- Given data
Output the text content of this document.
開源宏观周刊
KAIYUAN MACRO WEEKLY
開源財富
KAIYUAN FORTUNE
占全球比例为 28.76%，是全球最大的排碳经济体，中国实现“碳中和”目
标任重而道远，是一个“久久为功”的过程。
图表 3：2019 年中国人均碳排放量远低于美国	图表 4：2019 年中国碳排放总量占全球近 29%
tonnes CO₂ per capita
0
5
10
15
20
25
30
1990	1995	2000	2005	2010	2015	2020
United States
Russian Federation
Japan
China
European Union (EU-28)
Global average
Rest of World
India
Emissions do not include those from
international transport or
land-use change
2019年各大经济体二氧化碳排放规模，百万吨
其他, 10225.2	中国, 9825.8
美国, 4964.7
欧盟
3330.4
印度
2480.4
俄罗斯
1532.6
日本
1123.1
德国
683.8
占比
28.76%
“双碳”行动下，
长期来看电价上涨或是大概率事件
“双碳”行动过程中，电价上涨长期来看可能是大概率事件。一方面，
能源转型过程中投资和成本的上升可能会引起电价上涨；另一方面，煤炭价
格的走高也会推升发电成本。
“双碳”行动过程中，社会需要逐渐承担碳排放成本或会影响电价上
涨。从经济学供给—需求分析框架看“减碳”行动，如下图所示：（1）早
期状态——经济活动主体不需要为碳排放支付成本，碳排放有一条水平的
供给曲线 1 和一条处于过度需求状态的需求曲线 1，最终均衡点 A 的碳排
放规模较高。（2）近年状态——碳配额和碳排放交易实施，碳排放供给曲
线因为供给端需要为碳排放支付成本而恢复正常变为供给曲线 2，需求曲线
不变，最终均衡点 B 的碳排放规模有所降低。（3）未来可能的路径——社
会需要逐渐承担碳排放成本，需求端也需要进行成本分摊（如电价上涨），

- Instructions for the task
Check each line of the data above for the word "KAIYUAN" and say how many lines have it. Give the number alone.

- Solution
2